• WRITTEN REQUEST:
With the pictures omitted, write out the entries that follow exactly as they stand.

(Dataset entries)
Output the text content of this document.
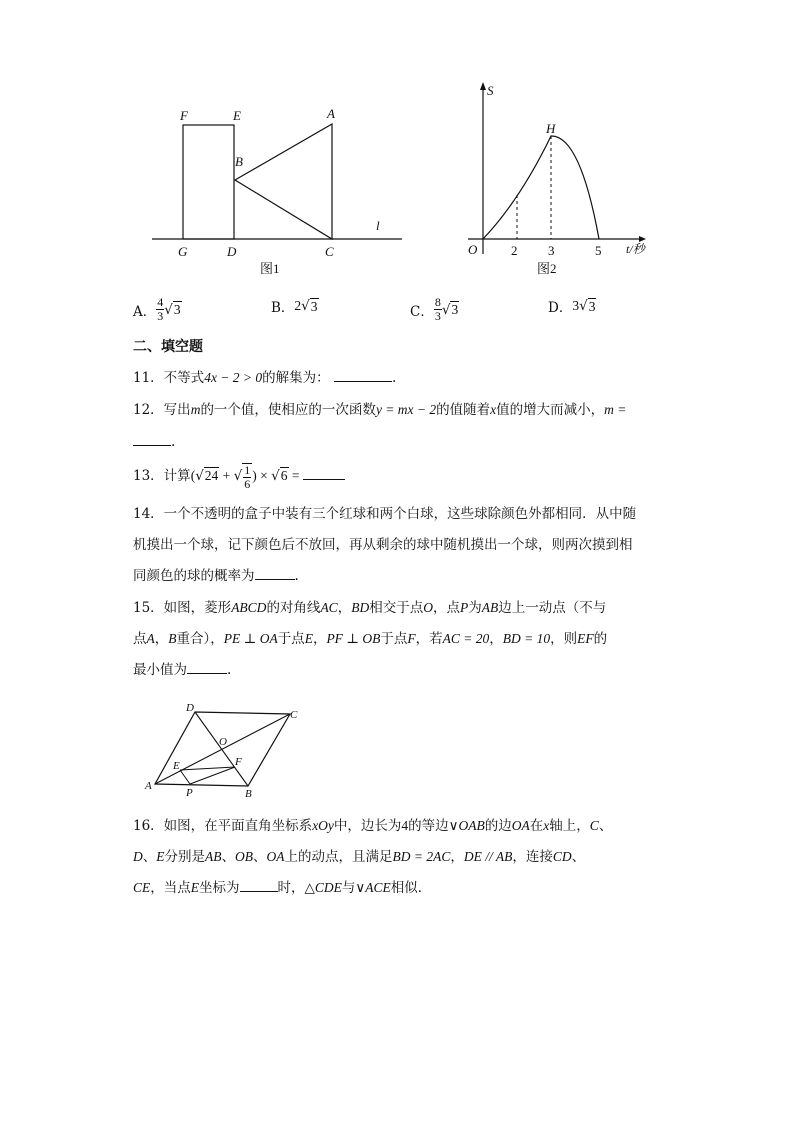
F	E	A
B
G	D	C
l
图1
S
H
O	2 3	5 t/秒
图2
A． $\frac{4}{3}$ √ 3	B． 2 √ 3	C． $\frac{8}{3}$ √ 3	D． 3 √ 3
二、填空题
11．不等式4x − 2 > 0的解集为：	.
12．写出m的一个值，使相应的一次函数y = mx − 2的值随着x值的增大而减小，m =
.
13．计算(√24 + √ $\frac{1}{6}$ ) × √6 =
14．一个不透明的盒子中装有三个红球和两个白球，这些球除颜色外都相同．从中随
机摸出一个球，记下颜色后不放回，再从剩余的球中随机摸出一个球，则两次摸到相
同颜色的球的概率为	.
15．如图，菱形ABCD的对角线AC，BD相交于点O，点P为AB边上一动点（不与
点A，B重合），PE ⊥ OA于点E，PF ⊥ OB于点F，若AC = 20，BD = 10，则EF的
最小值为	.
D
C
O
E	F
A
P	B
16．如图，在平面直角坐标系xOy中，边长为4的等边∨OAB的边OA在x轴上，C、
D、E分别是AB、OB、OA上的动点，且满足BD = 2AC，DE // AB，连接CD、
CE，当点E坐标为	时，△CDE与∨ACE相似．
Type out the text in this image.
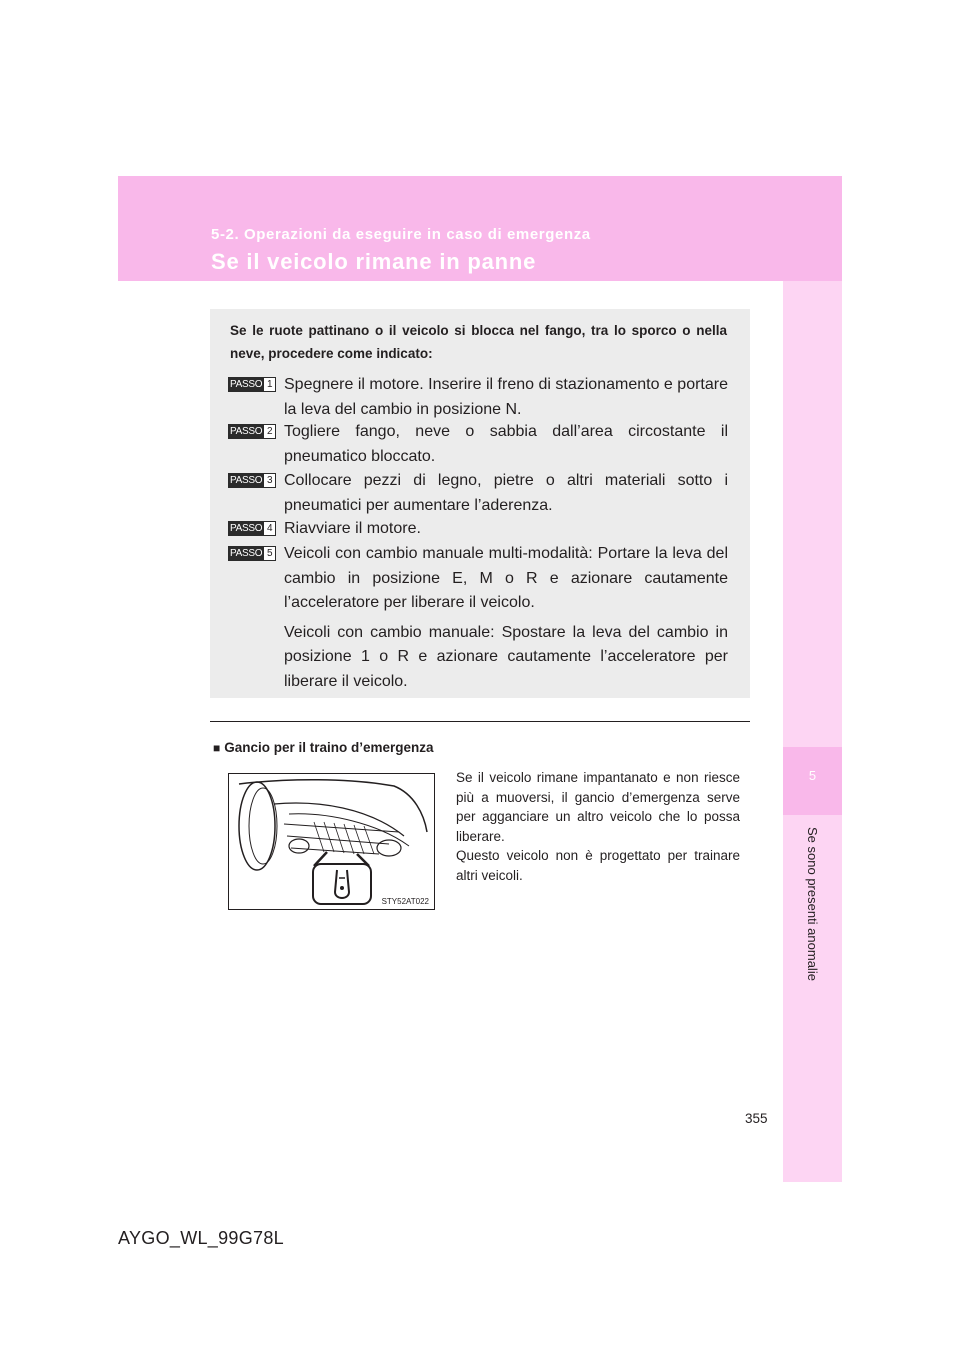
5-2. Operazioni da eseguire in caso di emergenza
Se il veicolo rimane in panne
5
Se sono presenti anomalie
Se le ruote pattinano o il veicolo si blocca nel fango, tra lo sporco o nella neve, procedere come indicato:
PASSO 1 Spegnere il motore. Inserire il freno di stazionamento e portare la leva del cambio in posizione N.
PASSO 2 Togliere fango, neve o sabbia dall’area circostante il pneumatico bloccato.
PASSO 3 Collocare pezzi di legno, pietre o altri materiali sotto i pneumatici per aumentare l’aderenza.
PASSO 4 Riavviare il motore.
PASSO 5 Veicoli con cambio manuale multi-modalità: Portare la leva del cambio in posizione E, M o R e azionare cautamente l’acceleratore per liberare il veicolo.
Veicoli con cambio manuale: Spostare la leva del cambio in posizione 1 o R e azionare cautamente l’acceleratore per liberare il veicolo.
■ Gancio per il traino d’emergenza

Se il veicolo rimane impantanato e non riesce più a muoversi, il gancio d’emergenza serve per agganciare un altro veicolo che lo possa liberare.

Questo veicolo non è progettato per trainare altri veicoli.

STY52AT022
355
AYGO_WL_99G78L
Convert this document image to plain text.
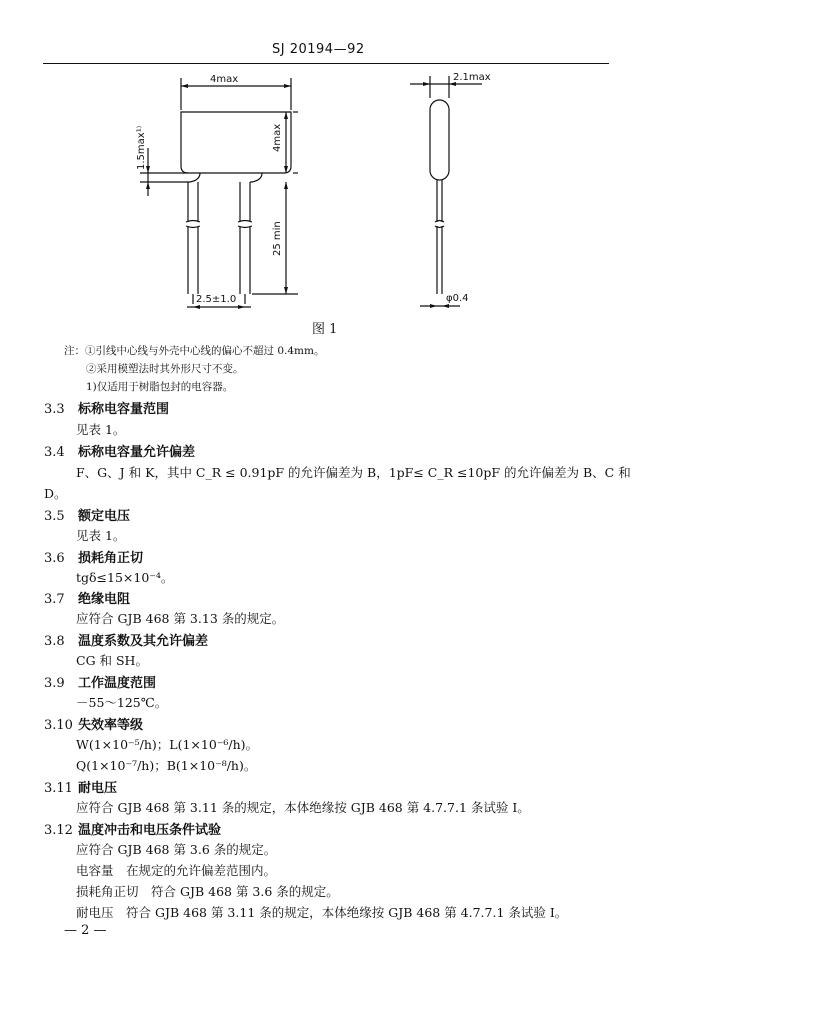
SJ 20194—92
4max
4max
1.5max¹⁾
25 min
2.5±1.0
2.1max
φ0.4
图 1
注：①引线中心线与外壳中心线的偏心不超过 0.4mm。
②采用模塑法时其外形尺寸不变。
1)仅适用于树脂包封的电容器。
3.3 标称电容量范围
见表 1。
3.4 标称电容量允许偏差
F、G、J 和 K，其中 C_R ≤ 0.91pF 的允许偏差为 B，1pF≤ C_R ≤10pF 的允许偏差为 B、C 和
D。
3.5 额定电压
见表 1。
3.6 损耗角正切
tgδ≤15×10⁻⁴。
3.7 绝缘电阻
应符合 GJB 468 第 3.13 条的规定。
3.8 温度系数及其允许偏差
CG 和 SH。
3.9 工作温度范围
－55～125℃。
3.10 失效率等级
W(1×10⁻⁵/h)；L(1×10⁻⁶/h)。
Q(1×10⁻⁷/h)；B(1×10⁻⁸/h)。
3.11 耐电压
应符合 GJB 468 第 3.11 条的规定，本体绝缘按 GJB 468 第 4.7.7.1 条试验 Ⅰ。
3.12 温度冲击和电压条件试验
应符合 GJB 468 第 3.6 条的规定。
电容量　在规定的允许偏差范围内。
损耗角正切　符合 GJB 468 第 3.6 条的规定。
耐电压　符合 GJB 468 第 3.11 条的规定，本体绝缘按 GJB 468 第 4.7.7.1 条试验 Ⅰ。
— 2 —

• OUTPUT OF THE TASK:
Output the text content of this document.
F	E	A
B
G	D	C
l
图1
S
H
O	2 3	5 t/秒
图2
A． $\frac{4}{3}$ √ 3	B． 2 √ 3	C． $\frac{8}{3}$ √ 3	D． 3 √ 3
二、填空题
11．不等式4x − 2 > 0的解集为：	.
12．写出m的一个值，使相应的一次函数y = mx − 2的值随着x值的增大而减小，m =
.
13．计算(√24 + √ $\frac{1}{6}$ ) × √6 =
14．一个不透明的盒子中装有三个红球和两个白球，这些球除颜色外都相同．从中随
机摸出一个球，记下颜色后不放回，再从剩余的球中随机摸出一个球，则两次摸到相
同颜色的球的概率为	.
15．如图，菱形ABCD的对角线AC，BD相交于点O，点P为AB边上一动点（不与
点A，B重合），PE ⊥ OA于点E，PF ⊥ OB于点F，若AC = 20，BD = 10，则EF的
最小值为	.
D
C
O
E	F
A
P	B
16．如图，在平面直角坐标系xOy中，边长为4的等边∨OAB的边OA在x轴上，C、
D、E分别是AB、OB、OA上的动点，且满足BD = 2AC，DE // AB，连接CD、
CE，当点E坐标为	时，△CDE与∨ACE相似．
Type out the text in this image.
5-2. Operazioni da eseguire in caso di emergenza
Se il veicolo rimane in panne
5
Se sono presenti anomalie
Se le ruote pattinano o il veicolo si blocca nel fango, tra lo sporco o nella neve, procedere come indicato:
PASSO 1 Spegnere il motore. Inserire il freno di stazionamento e portare la leva del cambio in posizione N.
PASSO 2 Togliere fango, neve o sabbia dall’area circostante il pneumatico bloccato.
PASSO 3 Collocare pezzi di legno, pietre o altri materiali sotto i pneumatici per aumentare l’aderenza.
PASSO 4 Riavviare il motore.
PASSO 5 Veicoli con cambio manuale multi-modalità: Portare la leva del cambio in posizione E, M o R e azionare cautamente l’acceleratore per liberare il veicolo.
Veicoli con cambio manuale: Spostare la leva del cambio in posizione 1 o R e azionare cautamente l’acceleratore per liberare il veicolo.
■ Gancio per il traino d’emergenza

Se il veicolo rimane impantanato e non riesce più a muoversi, il gancio d’emergenza serve per agganciare un altro veicolo che lo possa liberare.

Questo veicolo non è progettato per trainare altri veicoli.

STY52AT022
355
AYGO_WL_99G78L
Convert this document image to plain text.
SJ 20194—92
4max
4max
1.5max¹⁾
25 min
2.5±1.0
2.1max
φ0.4
图 1
注：①引线中心线与外壳中心线的偏心不超过 0.4mm。
②采用模塑法时其外形尺寸不变。
1)仅适用于树脂包封的电容器。
3.3 标称电容量范围
见表 1。
3.4 标称电容量允许偏差
F、G、J 和 K，其中 C_R ≤ 0.91pF 的允许偏差为 B，1pF≤ C_R ≤10pF 的允许偏差为 B、C 和
D。
3.5 额定电压
见表 1。
3.6 损耗角正切
tgδ≤15×10⁻⁴。
3.7 绝缘电阻
应符合 GJB 468 第 3.13 条的规定。
3.8 温度系数及其允许偏差
CG 和 SH。
3.9 工作温度范围
－55～125℃。
3.10 失效率等级
W(1×10⁻⁵/h)；L(1×10⁻⁶/h)。
Q(1×10⁻⁷/h)；B(1×10⁻⁸/h)。
3.11 耐电压
应符合 GJB 468 第 3.11 条的规定，本体绝缘按 GJB 468 第 4.7.7.1 条试验 Ⅰ。
3.12 温度冲击和电压条件试验
应符合 GJB 468 第 3.6 条的规定。
电容量　在规定的允许偏差范围内。
损耗角正切　符合 GJB 468 第 3.6 条的规定。
耐电压　符合 GJB 468 第 3.11 条的规定，本体绝缘按 GJB 468 第 4.7.7.1 条试验 Ⅰ。
— 2 —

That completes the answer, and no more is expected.